## WORK INSTRUCTIONS
Nothing but the lines from the one containing "Transcribe the text in this document." to the end of the data should be returned, each exactly as written.

## MATERIAL PROVIDED
--

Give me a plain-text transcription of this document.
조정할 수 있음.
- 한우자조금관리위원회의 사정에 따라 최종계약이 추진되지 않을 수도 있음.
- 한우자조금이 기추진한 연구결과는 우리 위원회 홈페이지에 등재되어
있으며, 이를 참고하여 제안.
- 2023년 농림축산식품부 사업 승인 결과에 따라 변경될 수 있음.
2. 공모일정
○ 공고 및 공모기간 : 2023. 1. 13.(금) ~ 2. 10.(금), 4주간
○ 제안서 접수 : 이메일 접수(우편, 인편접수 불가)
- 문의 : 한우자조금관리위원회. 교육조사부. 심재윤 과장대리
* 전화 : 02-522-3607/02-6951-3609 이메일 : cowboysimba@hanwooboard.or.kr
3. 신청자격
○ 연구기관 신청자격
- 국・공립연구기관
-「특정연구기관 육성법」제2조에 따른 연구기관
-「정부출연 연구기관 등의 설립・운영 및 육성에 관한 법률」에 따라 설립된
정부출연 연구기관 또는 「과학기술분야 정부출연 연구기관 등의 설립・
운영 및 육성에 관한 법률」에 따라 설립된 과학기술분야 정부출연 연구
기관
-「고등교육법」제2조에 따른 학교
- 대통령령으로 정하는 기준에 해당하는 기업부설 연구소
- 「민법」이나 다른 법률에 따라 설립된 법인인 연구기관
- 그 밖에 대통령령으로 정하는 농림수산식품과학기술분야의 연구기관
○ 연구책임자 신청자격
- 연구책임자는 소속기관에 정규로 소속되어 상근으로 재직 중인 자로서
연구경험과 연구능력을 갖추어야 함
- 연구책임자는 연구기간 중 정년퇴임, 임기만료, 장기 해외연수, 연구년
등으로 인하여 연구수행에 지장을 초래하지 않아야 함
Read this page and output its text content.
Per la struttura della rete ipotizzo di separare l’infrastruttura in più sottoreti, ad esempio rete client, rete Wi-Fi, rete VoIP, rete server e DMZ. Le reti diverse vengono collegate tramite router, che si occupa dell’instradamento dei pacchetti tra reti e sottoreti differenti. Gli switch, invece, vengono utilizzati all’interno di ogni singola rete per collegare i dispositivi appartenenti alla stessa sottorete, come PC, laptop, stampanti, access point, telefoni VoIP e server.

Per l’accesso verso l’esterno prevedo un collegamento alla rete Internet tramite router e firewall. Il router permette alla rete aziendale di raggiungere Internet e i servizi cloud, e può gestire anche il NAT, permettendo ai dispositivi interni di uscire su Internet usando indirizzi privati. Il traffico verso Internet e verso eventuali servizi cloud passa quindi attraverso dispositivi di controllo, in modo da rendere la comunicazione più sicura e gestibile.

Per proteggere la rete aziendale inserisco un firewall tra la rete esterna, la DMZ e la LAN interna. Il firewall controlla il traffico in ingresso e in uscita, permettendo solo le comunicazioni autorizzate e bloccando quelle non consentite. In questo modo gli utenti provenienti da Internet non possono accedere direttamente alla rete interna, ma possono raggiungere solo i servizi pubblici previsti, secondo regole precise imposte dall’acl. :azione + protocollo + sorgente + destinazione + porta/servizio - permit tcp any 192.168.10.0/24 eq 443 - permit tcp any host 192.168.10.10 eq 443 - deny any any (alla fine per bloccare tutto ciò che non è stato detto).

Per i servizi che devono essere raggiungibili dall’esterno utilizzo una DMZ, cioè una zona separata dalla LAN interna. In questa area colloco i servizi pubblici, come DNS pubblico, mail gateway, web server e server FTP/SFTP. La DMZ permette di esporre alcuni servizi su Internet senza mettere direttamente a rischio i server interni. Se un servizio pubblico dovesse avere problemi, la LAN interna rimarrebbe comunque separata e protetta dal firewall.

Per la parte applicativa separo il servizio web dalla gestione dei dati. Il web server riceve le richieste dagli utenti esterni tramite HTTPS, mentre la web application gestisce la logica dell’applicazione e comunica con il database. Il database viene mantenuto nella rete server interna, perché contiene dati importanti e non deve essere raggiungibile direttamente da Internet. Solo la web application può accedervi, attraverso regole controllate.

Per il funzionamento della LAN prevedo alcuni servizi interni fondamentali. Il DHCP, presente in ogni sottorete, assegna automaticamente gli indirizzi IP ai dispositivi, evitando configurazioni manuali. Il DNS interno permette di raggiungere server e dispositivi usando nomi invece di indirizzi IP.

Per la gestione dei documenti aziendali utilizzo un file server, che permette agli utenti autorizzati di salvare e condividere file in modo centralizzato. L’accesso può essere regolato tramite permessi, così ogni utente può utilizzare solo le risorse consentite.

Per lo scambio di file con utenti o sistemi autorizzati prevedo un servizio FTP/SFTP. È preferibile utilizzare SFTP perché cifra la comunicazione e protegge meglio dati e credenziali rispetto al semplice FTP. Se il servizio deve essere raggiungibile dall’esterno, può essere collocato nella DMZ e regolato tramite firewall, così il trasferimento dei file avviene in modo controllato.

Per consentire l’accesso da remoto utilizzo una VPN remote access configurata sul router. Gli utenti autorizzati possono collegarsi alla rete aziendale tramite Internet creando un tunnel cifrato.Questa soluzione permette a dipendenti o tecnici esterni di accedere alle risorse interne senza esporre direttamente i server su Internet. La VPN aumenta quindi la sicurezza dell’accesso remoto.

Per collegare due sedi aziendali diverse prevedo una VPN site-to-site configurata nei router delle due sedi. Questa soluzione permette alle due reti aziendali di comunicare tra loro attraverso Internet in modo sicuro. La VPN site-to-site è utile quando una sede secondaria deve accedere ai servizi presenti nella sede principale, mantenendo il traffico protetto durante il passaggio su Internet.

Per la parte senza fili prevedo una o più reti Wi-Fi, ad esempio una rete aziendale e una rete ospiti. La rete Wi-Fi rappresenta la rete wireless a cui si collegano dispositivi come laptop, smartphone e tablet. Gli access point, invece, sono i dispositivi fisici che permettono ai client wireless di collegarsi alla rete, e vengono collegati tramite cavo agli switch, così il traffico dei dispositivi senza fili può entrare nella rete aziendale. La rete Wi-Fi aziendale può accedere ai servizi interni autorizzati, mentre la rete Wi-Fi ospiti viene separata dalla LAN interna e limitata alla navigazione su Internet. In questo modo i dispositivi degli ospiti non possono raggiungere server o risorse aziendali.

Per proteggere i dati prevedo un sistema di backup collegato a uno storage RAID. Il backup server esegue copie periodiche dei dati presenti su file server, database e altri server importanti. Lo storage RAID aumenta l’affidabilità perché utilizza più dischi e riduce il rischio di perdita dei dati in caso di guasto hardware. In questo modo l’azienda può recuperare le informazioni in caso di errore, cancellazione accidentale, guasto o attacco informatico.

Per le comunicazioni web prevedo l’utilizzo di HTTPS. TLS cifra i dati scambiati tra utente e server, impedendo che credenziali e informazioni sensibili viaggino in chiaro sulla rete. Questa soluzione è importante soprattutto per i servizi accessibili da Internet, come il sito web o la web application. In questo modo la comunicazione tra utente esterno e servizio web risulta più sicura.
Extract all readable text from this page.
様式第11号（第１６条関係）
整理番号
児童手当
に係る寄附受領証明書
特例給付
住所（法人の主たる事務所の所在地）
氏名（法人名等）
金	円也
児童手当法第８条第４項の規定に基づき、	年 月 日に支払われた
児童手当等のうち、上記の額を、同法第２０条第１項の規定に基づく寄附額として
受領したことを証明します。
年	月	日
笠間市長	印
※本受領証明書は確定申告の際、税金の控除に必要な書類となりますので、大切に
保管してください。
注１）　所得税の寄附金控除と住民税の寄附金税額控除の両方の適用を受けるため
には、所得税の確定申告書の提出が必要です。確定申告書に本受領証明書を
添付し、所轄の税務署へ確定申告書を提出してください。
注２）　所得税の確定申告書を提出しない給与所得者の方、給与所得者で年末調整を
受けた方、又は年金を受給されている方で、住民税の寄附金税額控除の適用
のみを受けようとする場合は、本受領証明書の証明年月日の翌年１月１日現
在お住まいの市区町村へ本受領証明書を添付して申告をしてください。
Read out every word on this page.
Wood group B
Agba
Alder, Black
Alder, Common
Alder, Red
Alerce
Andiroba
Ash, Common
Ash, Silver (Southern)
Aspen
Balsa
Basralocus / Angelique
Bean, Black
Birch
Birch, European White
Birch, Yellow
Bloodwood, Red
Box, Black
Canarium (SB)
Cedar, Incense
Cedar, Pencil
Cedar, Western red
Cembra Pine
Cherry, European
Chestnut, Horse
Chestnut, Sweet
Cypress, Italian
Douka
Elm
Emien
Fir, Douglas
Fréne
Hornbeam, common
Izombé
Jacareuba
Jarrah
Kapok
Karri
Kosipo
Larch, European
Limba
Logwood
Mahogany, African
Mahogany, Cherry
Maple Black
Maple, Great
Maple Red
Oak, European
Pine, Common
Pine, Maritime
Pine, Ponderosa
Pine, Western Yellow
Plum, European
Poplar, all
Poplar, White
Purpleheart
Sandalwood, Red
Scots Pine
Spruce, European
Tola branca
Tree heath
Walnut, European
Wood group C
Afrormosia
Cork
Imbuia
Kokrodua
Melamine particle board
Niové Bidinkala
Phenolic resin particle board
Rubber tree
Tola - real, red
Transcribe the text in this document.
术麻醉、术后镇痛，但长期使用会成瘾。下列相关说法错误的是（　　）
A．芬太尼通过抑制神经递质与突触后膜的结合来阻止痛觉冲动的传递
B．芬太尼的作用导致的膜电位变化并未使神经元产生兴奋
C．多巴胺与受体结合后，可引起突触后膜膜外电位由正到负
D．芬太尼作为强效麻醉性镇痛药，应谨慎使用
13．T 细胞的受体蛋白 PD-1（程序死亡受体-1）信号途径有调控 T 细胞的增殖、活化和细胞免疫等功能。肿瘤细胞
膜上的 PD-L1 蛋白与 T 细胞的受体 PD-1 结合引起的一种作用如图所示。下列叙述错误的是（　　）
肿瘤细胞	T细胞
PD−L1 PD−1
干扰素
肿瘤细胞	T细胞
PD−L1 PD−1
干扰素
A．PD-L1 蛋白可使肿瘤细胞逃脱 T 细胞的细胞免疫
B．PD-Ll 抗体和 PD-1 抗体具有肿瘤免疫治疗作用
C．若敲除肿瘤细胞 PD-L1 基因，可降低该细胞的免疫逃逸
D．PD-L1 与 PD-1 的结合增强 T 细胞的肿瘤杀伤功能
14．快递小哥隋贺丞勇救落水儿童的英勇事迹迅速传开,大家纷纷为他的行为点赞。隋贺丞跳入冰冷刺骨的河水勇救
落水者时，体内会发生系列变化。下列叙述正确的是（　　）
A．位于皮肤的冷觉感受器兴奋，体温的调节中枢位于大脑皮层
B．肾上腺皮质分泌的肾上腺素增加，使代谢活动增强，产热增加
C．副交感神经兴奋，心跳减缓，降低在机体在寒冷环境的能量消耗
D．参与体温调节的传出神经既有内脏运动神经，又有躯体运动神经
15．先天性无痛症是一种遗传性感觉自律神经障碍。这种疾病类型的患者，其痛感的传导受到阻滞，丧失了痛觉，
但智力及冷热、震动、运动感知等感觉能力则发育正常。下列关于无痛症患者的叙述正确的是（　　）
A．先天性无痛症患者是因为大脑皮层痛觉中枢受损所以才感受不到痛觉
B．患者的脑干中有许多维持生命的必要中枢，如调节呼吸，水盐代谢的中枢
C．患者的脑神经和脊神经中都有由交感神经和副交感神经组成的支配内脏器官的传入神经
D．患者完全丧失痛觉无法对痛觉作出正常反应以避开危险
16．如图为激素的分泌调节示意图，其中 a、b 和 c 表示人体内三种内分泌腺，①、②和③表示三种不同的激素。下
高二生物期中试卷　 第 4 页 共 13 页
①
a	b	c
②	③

--

## WRITTEN RESPONSE
Transcribe the text in this document.
术麻醉、术后镇痛，但长期使用会成瘾。下列相关说法错误的是（　　）
A．芬太尼通过抑制神经递质与突触后膜的结合来阻止痛觉冲动的传递
B．芬太尼的作用导致的膜电位变化并未使神经元产生兴奋
C．多巴胺与受体结合后，可引起突触后膜膜外电位由正到负
D．芬太尼作为强效麻醉性镇痛药，应谨慎使用
13．T 细胞的受体蛋白 PD-1（程序死亡受体-1）信号途径有调控 T 细胞的增殖、活化和细胞免疫等功能。肿瘤细胞
膜上的 PD-L1 蛋白与 T 细胞的受体 PD-1 结合引起的一种作用如图所示。下列叙述错误的是（　　）
肿瘤细胞	T细胞
PD−L1 PD−1
干扰素
肿瘤细胞	T细胞
PD−L1 PD−1
干扰素
A．PD-L1 蛋白可使肿瘤细胞逃脱 T 细胞的细胞免疫
B．PD-Ll 抗体和 PD-1 抗体具有肿瘤免疫治疗作用
C．若敲除肿瘤细胞 PD-L1 基因，可降低该细胞的免疫逃逸
D．PD-L1 与 PD-1 的结合增强 T 细胞的肿瘤杀伤功能
14．快递小哥隋贺丞勇救落水儿童的英勇事迹迅速传开,大家纷纷为他的行为点赞。隋贺丞跳入冰冷刺骨的河水勇救
落水者时，体内会发生系列变化。下列叙述正确的是（　　）
A．位于皮肤的冷觉感受器兴奋，体温的调节中枢位于大脑皮层
B．肾上腺皮质分泌的肾上腺素增加，使代谢活动增强，产热增加
C．副交感神经兴奋，心跳减缓，降低在机体在寒冷环境的能量消耗
D．参与体温调节的传出神经既有内脏运动神经，又有躯体运动神经
15．先天性无痛症是一种遗传性感觉自律神经障碍。这种疾病类型的患者，其痛感的传导受到阻滞，丧失了痛觉，
但智力及冷热、震动、运动感知等感觉能力则发育正常。下列关于无痛症患者的叙述正确的是（　　）
A．先天性无痛症患者是因为大脑皮层痛觉中枢受损所以才感受不到痛觉
B．患者的脑干中有许多维持生命的必要中枢，如调节呼吸，水盐代谢的中枢
C．患者的脑神经和脊神经中都有由交感神经和副交感神经组成的支配内脏器官的传入神经
D．患者完全丧失痛觉无法对痛觉作出正常反应以避开危险
16．如图为激素的分泌调节示意图，其中 a、b 和 c 表示人体内三种内分泌腺，①、②和③表示三种不同的激素。下
高二生物期中试卷　 第 4 页 共 13 页
①
a	b	c
②	③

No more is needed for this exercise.